SHORT EXERCISE: Copy every record below exactly.

Stored items from a collection
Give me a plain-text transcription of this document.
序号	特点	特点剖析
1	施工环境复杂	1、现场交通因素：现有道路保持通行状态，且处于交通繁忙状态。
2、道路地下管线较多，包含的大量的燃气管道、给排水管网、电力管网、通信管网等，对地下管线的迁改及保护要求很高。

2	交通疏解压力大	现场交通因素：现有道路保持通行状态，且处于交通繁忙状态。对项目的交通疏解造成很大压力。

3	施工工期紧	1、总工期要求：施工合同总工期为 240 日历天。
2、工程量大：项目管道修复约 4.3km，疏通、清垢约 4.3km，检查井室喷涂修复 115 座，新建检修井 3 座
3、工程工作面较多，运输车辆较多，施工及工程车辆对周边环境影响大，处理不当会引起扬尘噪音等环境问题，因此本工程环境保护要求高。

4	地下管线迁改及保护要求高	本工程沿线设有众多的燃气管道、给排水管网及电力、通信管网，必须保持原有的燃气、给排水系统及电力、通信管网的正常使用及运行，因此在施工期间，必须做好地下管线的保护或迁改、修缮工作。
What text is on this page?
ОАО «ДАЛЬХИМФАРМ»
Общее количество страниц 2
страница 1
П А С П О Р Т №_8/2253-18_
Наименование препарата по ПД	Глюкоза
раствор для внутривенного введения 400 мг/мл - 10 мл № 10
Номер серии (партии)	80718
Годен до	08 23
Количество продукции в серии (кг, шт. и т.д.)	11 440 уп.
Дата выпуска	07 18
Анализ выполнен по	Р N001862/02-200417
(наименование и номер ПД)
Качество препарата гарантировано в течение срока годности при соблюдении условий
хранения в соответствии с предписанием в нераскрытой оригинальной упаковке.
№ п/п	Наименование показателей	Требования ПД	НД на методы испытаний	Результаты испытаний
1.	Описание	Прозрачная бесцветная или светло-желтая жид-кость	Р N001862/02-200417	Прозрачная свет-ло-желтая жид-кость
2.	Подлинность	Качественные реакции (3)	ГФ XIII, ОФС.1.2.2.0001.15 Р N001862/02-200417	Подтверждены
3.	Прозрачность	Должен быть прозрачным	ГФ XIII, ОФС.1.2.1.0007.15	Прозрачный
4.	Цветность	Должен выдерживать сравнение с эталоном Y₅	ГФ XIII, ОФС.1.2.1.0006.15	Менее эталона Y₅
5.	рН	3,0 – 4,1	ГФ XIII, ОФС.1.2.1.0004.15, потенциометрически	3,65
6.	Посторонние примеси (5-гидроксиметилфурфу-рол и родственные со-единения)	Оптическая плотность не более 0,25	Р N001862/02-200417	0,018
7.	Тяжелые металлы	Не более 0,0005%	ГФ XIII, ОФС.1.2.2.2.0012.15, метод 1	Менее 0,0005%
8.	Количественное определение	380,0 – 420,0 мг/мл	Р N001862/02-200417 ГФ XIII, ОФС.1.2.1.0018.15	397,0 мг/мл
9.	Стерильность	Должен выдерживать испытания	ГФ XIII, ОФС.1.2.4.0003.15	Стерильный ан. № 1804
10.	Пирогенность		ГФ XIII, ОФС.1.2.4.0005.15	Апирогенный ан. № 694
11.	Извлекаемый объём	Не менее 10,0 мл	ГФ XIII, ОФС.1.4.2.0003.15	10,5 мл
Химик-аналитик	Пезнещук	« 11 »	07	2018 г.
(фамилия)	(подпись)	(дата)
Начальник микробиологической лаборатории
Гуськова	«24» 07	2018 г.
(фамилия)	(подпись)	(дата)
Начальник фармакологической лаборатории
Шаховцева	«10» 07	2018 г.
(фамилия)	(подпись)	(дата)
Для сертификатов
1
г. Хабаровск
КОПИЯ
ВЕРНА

RESULT OF THIS EXERCISE:
Give me a plain-text transcription of this document.
序号	特点	特点剖析
1	施工环境复杂	1、现场交通因素：现有道路保持通行状态，且处于交通繁忙状态。
2、道路地下管线较多，包含的大量的燃气管道、给排水管网、电力管网、通信管网等，对地下管线的迁改及保护要求很高。

2	交通疏解压力大	现场交通因素：现有道路保持通行状态，且处于交通繁忙状态。对项目的交通疏解造成很大压力。

3	施工工期紧	1、总工期要求：施工合同总工期为 240 日历天。
2、工程量大：项目管道修复约 4.3km，疏通、清垢约 4.3km，检查井室喷涂修复 115 座，新建检修井 3 座
3、工程工作面较多，运输车辆较多，施工及工程车辆对周边环境影响大，处理不当会引起扬尘噪音等环境问题，因此本工程环境保护要求高。

4	地下管线迁改及保护要求高	本工程沿线设有众多的燃气管道、给排水管网及电力、通信管网，必须保持原有的燃气、给排水系统及电力、通信管网的正常使用及运行，因此在施工期间，必须做好地下管线的保护或迁改、修缮工作。
What text is on this page?
ОАО «ДАЛЬХИМФАРМ»
Общее количество страниц 2
страница 1
П А С П О Р Т №_8/2253-18_
Наименование препарата по ПД	Глюкоза
раствор для внутривенного введения 400 мг/мл - 10 мл № 10
Номер серии (партии)	80718
Годен до	08 23
Количество продукции в серии (кг, шт. и т.д.)	11 440 уп.
Дата выпуска	07 18
Анализ выполнен по	Р N001862/02-200417
(наименование и номер ПД)
Качество препарата гарантировано в течение срока годности при соблюдении условий
хранения в соответствии с предписанием в нераскрытой оригинальной упаковке.
№ п/п	Наименование показателей	Требования ПД	НД на методы испытаний	Результаты испытаний
1.	Описание	Прозрачная бесцветная или светло-желтая жид-кость	Р N001862/02-200417	Прозрачная свет-ло-желтая жид-кость
2.	Подлинность	Качественные реакции (3)	ГФ XIII, ОФС.1.2.2.0001.15 Р N001862/02-200417	Подтверждены
3.	Прозрачность	Должен быть прозрачным	ГФ XIII, ОФС.1.2.1.0007.15	Прозрачный
4.	Цветность	Должен выдерживать сравнение с эталоном Y₅	ГФ XIII, ОФС.1.2.1.0006.15	Менее эталона Y₅
5.	рН	3,0 – 4,1	ГФ XIII, ОФС.1.2.1.0004.15, потенциометрически	3,65
6.	Посторонние примеси (5-гидроксиметилфурфу-рол и родственные со-единения)	Оптическая плотность не более 0,25	Р N001862/02-200417	0,018
7.	Тяжелые металлы	Не более 0,0005%	ГФ XIII, ОФС.1.2.2.2.0012.15, метод 1	Менее 0,0005%
8.	Количественное определение	380,0 – 420,0 мг/мл	Р N001862/02-200417 ГФ XIII, ОФС.1.2.1.0018.15	397,0 мг/мл
9.	Стерильность	Должен выдерживать испытания	ГФ XIII, ОФС.1.2.4.0003.15	Стерильный ан. № 1804
10.	Пирогенность		ГФ XIII, ОФС.1.2.4.0005.15	Апирогенный ан. № 694
11.	Извлекаемый объём	Не менее 10,0 мл	ГФ XIII, ОФС.1.4.2.0003.15	10,5 мл
Химик-аналитик	Пезнещук	« 11 »	07	2018 г.
(фамилия)	(подпись)	(дата)
Начальник микробиологической лаборатории
Гуськова	«24» 07	2018 г.
(фамилия)	(подпись)	(дата)
Начальник фармакологической лаборатории
Шаховцева	«10» 07	2018 г.
(фамилия)	(подпись)	(дата)
Для сертификатов
1
г. Хабаровск
КОПИЯ
ВЕРНА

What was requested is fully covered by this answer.